[Start of Rows]
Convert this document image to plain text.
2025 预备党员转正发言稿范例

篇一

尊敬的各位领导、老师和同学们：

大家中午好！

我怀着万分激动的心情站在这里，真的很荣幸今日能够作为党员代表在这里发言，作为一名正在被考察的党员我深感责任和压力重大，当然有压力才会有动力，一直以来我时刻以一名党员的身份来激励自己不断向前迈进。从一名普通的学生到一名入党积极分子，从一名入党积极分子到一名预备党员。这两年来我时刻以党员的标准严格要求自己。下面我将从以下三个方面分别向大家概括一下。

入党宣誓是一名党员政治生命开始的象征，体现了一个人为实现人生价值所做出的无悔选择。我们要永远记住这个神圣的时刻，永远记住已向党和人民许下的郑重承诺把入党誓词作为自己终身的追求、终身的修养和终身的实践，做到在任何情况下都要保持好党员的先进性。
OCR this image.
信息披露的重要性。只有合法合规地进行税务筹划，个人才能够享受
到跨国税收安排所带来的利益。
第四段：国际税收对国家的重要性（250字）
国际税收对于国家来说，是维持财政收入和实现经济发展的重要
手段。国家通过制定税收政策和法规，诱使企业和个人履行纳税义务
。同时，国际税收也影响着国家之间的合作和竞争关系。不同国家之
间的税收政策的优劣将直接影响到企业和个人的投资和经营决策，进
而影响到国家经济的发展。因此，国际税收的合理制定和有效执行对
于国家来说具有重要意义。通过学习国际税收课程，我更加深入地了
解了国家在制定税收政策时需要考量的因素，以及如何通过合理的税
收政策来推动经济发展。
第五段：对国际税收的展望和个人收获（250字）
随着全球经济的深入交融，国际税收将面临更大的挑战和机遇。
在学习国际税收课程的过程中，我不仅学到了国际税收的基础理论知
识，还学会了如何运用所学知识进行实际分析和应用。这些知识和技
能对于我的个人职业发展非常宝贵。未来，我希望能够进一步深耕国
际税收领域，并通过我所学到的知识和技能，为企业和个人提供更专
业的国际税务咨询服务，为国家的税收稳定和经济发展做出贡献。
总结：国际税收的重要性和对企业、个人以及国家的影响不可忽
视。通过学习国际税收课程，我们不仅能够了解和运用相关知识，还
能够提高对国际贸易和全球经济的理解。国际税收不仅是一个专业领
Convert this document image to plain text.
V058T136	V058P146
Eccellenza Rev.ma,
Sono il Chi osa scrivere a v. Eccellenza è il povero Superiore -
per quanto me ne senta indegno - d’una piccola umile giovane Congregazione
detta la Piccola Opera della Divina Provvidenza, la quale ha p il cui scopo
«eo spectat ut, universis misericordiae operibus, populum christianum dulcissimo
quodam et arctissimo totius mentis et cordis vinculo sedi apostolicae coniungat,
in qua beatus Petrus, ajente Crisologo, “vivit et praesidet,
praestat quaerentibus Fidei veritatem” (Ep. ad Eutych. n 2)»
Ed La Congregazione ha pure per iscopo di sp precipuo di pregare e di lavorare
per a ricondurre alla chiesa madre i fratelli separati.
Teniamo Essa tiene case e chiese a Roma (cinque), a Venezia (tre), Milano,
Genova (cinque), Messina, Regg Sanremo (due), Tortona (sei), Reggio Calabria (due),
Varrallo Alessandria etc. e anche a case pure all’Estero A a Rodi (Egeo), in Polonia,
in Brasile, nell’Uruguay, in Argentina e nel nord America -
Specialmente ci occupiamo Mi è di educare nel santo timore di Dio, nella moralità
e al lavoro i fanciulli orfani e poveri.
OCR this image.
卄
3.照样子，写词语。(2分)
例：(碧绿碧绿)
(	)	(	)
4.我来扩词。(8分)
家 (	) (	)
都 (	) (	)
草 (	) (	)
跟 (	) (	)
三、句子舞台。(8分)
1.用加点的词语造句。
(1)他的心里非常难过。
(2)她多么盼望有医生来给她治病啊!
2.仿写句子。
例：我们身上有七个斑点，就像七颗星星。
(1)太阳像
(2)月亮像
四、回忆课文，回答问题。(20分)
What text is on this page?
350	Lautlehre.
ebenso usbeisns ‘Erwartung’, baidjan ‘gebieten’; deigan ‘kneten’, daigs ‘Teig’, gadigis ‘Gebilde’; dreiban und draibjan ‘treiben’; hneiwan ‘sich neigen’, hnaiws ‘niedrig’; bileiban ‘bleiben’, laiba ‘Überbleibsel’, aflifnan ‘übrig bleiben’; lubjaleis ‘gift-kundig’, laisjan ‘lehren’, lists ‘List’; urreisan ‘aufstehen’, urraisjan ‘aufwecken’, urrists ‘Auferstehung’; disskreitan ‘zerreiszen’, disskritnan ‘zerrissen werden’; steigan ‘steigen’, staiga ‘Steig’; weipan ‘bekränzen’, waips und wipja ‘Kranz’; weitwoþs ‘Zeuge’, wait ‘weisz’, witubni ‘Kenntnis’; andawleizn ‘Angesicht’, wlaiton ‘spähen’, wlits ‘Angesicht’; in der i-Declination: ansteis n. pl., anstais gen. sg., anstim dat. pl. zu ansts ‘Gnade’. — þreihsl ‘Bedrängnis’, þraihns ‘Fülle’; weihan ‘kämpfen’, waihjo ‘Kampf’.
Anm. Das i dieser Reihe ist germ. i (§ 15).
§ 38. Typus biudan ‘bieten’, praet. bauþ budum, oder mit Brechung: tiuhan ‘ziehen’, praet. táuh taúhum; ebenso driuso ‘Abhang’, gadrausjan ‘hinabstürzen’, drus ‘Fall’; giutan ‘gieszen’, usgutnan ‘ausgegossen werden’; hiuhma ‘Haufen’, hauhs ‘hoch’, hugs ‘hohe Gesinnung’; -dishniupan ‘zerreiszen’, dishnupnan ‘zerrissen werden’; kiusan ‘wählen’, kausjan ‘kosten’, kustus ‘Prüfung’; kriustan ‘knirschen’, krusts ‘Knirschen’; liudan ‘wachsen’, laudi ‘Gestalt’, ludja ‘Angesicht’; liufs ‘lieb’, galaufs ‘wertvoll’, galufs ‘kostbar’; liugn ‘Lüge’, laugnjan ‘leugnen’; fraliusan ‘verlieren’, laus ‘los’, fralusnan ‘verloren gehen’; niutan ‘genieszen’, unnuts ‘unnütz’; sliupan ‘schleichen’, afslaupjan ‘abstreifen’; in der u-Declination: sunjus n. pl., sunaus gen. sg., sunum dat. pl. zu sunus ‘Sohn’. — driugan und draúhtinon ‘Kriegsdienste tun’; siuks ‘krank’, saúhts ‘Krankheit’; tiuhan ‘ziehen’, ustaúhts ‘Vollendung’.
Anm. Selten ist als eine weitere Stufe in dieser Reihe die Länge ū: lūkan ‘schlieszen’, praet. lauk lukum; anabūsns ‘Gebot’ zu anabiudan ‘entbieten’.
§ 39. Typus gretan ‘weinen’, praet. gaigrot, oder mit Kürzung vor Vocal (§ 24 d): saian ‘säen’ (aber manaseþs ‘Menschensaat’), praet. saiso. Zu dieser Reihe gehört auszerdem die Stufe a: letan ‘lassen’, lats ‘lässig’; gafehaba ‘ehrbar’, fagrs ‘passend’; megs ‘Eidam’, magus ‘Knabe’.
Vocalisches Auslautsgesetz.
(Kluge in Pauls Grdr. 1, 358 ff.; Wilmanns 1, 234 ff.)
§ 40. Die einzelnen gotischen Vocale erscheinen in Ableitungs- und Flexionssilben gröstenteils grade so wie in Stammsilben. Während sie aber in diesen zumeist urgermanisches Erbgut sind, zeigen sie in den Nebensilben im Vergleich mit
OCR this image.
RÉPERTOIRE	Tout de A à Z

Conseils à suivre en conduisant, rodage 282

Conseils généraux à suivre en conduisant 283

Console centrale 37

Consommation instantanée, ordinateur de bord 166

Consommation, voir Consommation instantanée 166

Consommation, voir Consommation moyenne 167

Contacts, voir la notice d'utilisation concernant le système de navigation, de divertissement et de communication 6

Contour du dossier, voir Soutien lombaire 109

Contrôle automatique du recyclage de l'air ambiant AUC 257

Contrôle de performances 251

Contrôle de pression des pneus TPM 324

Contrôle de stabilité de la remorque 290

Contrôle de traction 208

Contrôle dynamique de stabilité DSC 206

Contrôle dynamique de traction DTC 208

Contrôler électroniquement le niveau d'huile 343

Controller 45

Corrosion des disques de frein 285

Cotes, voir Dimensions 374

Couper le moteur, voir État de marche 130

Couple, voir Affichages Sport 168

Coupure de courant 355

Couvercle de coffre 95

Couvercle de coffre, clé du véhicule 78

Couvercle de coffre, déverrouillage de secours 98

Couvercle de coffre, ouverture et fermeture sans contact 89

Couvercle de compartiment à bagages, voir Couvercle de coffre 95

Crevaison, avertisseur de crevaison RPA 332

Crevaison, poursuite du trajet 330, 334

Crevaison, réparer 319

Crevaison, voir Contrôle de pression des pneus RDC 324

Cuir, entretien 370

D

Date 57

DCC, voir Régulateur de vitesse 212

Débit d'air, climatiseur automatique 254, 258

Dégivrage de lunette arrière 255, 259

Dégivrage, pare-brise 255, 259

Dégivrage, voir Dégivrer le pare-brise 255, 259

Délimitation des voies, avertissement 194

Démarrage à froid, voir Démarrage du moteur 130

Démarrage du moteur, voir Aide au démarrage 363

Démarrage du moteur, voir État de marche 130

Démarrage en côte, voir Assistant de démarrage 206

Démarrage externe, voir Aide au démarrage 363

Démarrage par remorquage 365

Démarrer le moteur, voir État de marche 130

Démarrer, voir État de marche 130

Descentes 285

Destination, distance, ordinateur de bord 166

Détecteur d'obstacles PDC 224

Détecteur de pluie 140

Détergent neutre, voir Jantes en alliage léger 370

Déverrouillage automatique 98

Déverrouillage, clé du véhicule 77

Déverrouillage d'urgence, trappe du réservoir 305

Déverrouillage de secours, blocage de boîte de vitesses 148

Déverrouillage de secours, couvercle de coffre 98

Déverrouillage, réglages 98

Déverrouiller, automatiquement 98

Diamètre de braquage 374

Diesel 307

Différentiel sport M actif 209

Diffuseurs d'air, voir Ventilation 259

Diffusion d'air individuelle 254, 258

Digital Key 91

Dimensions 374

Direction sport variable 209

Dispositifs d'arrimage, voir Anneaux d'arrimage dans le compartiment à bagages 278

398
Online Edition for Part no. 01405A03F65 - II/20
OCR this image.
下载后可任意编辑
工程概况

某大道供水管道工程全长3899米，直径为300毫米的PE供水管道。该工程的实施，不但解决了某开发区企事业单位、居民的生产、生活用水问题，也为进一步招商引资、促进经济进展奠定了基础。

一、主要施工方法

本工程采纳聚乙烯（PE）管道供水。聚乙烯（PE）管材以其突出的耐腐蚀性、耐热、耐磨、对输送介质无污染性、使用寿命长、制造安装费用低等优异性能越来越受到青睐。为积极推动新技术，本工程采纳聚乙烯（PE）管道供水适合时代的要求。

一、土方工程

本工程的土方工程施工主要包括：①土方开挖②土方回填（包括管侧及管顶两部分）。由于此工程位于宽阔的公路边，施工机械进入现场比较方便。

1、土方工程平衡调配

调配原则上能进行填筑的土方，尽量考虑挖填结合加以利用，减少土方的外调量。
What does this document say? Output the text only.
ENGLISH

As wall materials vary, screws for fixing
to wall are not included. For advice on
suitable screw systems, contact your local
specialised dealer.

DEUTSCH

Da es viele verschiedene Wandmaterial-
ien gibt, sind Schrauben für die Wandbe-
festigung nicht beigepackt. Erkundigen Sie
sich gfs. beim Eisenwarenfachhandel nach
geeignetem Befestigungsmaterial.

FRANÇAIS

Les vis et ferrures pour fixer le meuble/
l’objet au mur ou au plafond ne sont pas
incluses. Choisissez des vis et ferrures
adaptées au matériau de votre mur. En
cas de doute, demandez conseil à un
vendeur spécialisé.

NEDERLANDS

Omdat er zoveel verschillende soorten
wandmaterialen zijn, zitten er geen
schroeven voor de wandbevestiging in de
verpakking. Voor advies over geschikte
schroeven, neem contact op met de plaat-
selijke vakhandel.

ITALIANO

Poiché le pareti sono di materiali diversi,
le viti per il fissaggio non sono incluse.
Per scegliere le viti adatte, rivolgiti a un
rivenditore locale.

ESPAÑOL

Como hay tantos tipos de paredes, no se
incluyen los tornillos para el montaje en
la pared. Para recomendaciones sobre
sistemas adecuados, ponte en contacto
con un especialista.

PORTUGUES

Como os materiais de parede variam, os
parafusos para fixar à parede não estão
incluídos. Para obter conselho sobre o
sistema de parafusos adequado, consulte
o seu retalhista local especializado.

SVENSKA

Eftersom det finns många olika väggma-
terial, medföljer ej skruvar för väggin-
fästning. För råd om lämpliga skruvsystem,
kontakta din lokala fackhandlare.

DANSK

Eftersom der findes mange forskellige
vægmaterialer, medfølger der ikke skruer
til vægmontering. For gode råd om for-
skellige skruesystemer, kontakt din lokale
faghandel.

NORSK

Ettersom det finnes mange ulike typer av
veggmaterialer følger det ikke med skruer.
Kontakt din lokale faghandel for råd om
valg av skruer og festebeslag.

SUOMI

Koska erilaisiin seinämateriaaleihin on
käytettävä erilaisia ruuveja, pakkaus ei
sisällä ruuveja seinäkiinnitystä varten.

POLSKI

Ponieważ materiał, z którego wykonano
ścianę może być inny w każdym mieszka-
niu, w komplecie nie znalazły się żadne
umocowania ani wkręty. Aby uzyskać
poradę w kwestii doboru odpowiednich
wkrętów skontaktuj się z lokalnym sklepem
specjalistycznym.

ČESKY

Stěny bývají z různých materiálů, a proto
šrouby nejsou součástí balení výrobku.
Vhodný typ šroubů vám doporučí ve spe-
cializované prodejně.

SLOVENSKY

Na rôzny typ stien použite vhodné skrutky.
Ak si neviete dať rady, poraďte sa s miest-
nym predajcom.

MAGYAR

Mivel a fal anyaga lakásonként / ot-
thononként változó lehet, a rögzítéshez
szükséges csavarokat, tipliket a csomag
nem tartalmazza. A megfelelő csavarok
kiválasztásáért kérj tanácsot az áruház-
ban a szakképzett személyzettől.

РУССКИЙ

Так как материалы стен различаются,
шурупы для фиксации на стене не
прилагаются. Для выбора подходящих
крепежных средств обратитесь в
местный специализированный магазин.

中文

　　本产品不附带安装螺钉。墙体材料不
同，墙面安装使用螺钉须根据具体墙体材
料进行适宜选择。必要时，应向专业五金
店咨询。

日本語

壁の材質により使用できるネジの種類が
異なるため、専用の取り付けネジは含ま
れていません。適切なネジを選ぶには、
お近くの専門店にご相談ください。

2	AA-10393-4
[End of Rows]
[Goal]:
Of all the lines in the material above, how many contain the word "Aide"? Give only the count.

[Solved exercise]:
2